• _What is expected_:
Print all records exactly, leaving nothing out.

----

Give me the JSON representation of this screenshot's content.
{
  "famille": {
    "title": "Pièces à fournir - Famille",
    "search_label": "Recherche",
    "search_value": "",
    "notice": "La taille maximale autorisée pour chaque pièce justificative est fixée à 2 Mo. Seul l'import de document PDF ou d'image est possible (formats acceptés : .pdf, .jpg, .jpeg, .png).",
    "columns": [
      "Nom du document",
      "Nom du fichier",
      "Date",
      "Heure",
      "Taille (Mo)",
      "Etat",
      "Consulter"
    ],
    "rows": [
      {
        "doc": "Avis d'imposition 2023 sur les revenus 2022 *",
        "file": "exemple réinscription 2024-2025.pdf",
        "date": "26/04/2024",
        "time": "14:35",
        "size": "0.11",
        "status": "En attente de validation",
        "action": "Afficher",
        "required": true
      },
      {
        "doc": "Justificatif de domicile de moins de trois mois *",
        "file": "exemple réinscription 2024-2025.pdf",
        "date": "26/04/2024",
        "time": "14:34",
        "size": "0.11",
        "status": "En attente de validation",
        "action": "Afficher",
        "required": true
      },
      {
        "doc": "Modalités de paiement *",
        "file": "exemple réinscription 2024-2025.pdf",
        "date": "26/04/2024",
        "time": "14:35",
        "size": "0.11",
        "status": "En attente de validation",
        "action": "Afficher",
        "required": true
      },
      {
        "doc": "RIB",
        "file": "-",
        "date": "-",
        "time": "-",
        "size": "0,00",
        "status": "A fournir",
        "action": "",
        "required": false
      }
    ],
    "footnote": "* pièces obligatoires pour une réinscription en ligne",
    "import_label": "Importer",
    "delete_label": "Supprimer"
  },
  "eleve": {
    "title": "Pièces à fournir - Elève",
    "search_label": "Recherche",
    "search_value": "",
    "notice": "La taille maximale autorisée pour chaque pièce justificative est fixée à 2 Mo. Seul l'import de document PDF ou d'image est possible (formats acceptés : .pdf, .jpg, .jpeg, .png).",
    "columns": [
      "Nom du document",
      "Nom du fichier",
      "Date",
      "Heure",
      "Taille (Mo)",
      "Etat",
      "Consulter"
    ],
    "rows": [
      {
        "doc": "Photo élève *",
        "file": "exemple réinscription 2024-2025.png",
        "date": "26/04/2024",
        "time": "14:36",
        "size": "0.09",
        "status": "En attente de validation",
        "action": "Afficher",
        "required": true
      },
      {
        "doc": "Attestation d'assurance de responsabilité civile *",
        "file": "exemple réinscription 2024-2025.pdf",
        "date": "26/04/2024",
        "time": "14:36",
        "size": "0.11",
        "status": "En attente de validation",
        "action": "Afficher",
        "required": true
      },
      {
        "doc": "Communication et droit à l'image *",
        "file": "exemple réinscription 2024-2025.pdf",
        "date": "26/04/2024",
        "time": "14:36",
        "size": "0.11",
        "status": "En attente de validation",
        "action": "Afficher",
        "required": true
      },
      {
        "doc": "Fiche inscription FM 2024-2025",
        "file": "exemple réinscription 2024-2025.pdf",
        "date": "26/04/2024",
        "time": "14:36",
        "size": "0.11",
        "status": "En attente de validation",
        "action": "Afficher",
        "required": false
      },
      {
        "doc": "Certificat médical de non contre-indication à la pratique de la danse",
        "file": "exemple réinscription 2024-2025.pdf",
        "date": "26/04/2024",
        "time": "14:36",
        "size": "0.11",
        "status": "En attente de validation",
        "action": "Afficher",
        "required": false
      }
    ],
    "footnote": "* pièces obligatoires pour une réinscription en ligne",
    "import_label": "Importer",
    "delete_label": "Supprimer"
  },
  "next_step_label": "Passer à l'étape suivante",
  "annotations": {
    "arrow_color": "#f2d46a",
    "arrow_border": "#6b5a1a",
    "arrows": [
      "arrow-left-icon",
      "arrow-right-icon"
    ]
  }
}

----

• _Full answer_:
Give me the JSON representation of this screenshot's content.
{
  "famille": {
    "title": "Pièces à fournir - Famille",
    "search_label": "Recherche",
    "search_value": "",
    "notice": "La taille maximale autorisée pour chaque pièce justificative est fixée à 2 Mo. Seul l'import de document PDF ou d'image est possible (formats acceptés : .pdf, .jpg, .jpeg, .png).",
    "columns": [
      "Nom du document",
      "Nom du fichier",
      "Date",
      "Heure",
      "Taille (Mo)",
      "Etat",
      "Consulter"
    ],
    "rows": [
      {
        "doc": "Avis d'imposition 2023 sur les revenus 2022 *",
        "file": "exemple réinscription 2024-2025.pdf",
        "date": "26/04/2024",
        "time": "14:35",
        "size": "0.11",
        "status": "En attente de validation",
        "action": "Afficher",
        "required": true
      },
      {
        "doc": "Justificatif de domicile de moins de trois mois *",
        "file": "exemple réinscription 2024-2025.pdf",
        "date": "26/04/2024",
        "time": "14:34",
        "size": "0.11",
        "status": "En attente de validation",
        "action": "Afficher",
        "required": true
      },
      {
        "doc": "Modalités de paiement *",
        "file": "exemple réinscription 2024-2025.pdf",
        "date": "26/04/2024",
        "time": "14:35",
        "size": "0.11",
        "status": "En attente de validation",
        "action": "Afficher",
        "required": true
      },
      {
        "doc": "RIB",
        "file": "-",
        "date": "-",
        "time": "-",
        "size": "0,00",
        "status": "A fournir",
        "action": "",
        "required": false
      }
    ],
    "footnote": "* pièces obligatoires pour une réinscription en ligne",
    "import_label": "Importer",
    "delete_label": "Supprimer"
  },
  "eleve": {
    "title": "Pièces à fournir - Elève",
    "search_label": "Recherche",
    "search_value": "",
    "notice": "La taille maximale autorisée pour chaque pièce justificative est fixée à 2 Mo. Seul l'import de document PDF ou d'image est possible (formats acceptés : .pdf, .jpg, .jpeg, .png).",
    "columns": [
      "Nom du document",
      "Nom du fichier",
      "Date",
      "Heure",
      "Taille (Mo)",
      "Etat",
      "Consulter"
    ],
    "rows": [
      {
        "doc": "Photo élève *",
        "file": "exemple réinscription 2024-2025.png",
        "date": "26/04/2024",
        "time": "14:36",
        "size": "0.09",
        "status": "En attente de validation",
        "action": "Afficher",
        "required": true
      },
      {
        "doc": "Attestation d'assurance de responsabilité civile *",
        "file": "exemple réinscription 2024-2025.pdf",
        "date": "26/04/2024",
        "time": "14:36",
        "size": "0.11",
        "status": "En attente de validation",
        "action": "Afficher",
        "required": true
      },
      {
        "doc": "Communication et droit à l'image *",
        "file": "exemple réinscription 2024-2025.pdf",
        "date": "26/04/2024",
        "time": "14:36",
        "size": "0.11",
        "status": "En attente de validation",
        "action": "Afficher",
        "required": true
      },
      {
        "doc": "Fiche inscription FM 2024-2025",
        "file": "exemple réinscription 2024-2025.pdf",
        "date": "26/04/2024",
        "time": "14:36",
        "size": "0.11",
        "status": "En attente de validation",
        "action": "Afficher",
        "required": false
      },
      {
        "doc": "Certificat médical de non contre-indication à la pratique de la danse",
        "file": "exemple réinscription 2024-2025.pdf",
        "date": "26/04/2024",
        "time": "14:36",
        "size": "0.11",
        "status": "En attente de validation",
        "action": "Afficher",
        "required": false
      }
    ],
    "footnote": "* pièces obligatoires pour une réinscription en ligne",
    "import_label": "Importer",
    "delete_label": "Supprimer"
  },
  "next_step_label": "Passer à l'étape suivante",
  "annotations": {
    "arrow_color": "#f2d46a",
    "arrow_border": "#6b5a1a",
    "arrows": [
      "arrow-left-icon",
      "arrow-right-icon"
    ]
  }
}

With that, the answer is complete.